>>

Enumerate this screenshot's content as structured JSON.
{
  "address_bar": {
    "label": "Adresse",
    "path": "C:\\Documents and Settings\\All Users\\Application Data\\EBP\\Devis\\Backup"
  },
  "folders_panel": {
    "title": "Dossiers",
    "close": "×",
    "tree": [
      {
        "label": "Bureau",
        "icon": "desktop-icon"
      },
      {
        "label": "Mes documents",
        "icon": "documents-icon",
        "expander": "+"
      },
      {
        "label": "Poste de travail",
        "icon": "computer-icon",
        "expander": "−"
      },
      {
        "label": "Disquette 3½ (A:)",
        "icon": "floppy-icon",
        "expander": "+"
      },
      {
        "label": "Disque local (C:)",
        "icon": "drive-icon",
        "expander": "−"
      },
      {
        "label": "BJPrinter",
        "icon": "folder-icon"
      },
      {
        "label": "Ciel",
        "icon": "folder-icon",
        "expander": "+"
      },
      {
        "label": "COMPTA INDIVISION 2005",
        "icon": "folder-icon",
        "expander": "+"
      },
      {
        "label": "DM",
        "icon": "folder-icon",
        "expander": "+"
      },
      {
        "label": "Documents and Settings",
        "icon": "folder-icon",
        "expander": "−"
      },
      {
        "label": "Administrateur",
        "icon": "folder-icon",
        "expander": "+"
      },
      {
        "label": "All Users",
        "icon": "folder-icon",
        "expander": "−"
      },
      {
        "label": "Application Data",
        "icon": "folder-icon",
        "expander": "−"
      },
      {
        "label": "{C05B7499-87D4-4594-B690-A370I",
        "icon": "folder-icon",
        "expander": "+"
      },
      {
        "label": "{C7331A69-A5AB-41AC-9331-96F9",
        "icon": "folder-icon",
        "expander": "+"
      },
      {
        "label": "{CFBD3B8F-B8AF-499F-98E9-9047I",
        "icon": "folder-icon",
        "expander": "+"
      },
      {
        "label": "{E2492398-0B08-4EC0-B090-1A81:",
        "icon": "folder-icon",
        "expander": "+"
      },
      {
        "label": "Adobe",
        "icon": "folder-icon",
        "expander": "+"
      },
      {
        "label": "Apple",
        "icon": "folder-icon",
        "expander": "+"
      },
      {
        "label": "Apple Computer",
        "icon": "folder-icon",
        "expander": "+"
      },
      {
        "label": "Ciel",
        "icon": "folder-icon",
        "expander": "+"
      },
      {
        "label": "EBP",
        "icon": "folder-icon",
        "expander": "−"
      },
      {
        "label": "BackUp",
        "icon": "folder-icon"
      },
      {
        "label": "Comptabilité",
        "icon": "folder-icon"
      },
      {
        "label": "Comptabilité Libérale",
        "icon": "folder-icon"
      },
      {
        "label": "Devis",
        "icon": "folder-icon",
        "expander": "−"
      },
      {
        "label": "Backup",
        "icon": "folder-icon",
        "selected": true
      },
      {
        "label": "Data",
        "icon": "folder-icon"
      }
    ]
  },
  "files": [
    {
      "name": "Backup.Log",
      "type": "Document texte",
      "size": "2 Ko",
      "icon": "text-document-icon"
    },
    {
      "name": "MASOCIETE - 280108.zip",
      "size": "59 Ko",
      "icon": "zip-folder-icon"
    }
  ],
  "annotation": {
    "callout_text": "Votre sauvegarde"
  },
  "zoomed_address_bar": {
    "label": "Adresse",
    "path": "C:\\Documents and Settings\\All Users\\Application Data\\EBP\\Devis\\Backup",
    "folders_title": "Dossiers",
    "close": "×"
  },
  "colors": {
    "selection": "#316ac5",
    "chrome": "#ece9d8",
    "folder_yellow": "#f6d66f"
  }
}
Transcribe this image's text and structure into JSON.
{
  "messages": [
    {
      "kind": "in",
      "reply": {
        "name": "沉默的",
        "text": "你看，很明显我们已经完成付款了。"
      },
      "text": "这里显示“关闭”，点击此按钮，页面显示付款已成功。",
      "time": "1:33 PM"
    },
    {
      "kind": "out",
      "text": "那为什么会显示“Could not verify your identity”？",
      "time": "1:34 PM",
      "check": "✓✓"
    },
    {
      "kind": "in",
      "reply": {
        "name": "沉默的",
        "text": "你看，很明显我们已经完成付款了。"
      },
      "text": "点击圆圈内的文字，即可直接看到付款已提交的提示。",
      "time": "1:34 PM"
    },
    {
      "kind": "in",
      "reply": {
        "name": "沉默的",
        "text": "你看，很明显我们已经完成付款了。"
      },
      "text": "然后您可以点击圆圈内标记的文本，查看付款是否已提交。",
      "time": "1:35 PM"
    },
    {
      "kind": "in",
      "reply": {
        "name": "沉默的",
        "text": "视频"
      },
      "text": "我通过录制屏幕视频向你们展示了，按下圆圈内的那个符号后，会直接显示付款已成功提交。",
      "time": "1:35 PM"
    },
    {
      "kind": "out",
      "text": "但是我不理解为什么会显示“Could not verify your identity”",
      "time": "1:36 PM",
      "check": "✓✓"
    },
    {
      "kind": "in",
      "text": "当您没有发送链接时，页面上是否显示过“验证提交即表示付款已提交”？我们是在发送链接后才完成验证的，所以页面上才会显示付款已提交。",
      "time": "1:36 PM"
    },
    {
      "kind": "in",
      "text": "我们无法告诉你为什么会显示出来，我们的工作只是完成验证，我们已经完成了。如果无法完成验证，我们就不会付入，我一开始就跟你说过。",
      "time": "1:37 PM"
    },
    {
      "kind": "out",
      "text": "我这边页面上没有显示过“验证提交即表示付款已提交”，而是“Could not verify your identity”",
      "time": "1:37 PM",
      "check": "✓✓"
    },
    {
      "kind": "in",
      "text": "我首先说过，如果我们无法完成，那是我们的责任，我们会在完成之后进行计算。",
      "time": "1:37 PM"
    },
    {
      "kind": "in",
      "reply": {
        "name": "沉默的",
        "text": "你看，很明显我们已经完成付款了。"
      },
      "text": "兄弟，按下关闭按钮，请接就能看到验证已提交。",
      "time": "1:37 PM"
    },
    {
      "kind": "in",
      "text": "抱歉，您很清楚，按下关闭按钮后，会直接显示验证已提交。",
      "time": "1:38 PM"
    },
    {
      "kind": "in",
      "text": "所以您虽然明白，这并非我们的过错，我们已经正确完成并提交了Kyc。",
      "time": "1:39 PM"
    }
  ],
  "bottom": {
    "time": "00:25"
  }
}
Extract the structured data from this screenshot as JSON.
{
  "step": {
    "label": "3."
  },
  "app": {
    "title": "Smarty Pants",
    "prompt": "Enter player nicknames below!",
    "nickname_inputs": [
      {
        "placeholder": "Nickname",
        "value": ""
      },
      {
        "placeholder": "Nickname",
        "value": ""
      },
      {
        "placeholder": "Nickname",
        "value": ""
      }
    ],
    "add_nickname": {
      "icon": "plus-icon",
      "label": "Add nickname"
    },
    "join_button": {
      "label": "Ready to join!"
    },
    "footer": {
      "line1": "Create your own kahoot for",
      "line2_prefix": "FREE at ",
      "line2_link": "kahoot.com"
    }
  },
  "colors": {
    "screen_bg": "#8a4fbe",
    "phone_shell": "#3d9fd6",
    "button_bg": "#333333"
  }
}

<<

Exercise description:
Return every line above that contains the word "Application".

Solution for this problem:
    "path": "C:\\Documents and Settings\\All Users\\Application Data\\EBP\\Devis\\Backup"
        "label": "Application Data",
    "path": "C:\\Documents and Settings\\All Users\\Application Data\\EBP\\Devis\\Backup",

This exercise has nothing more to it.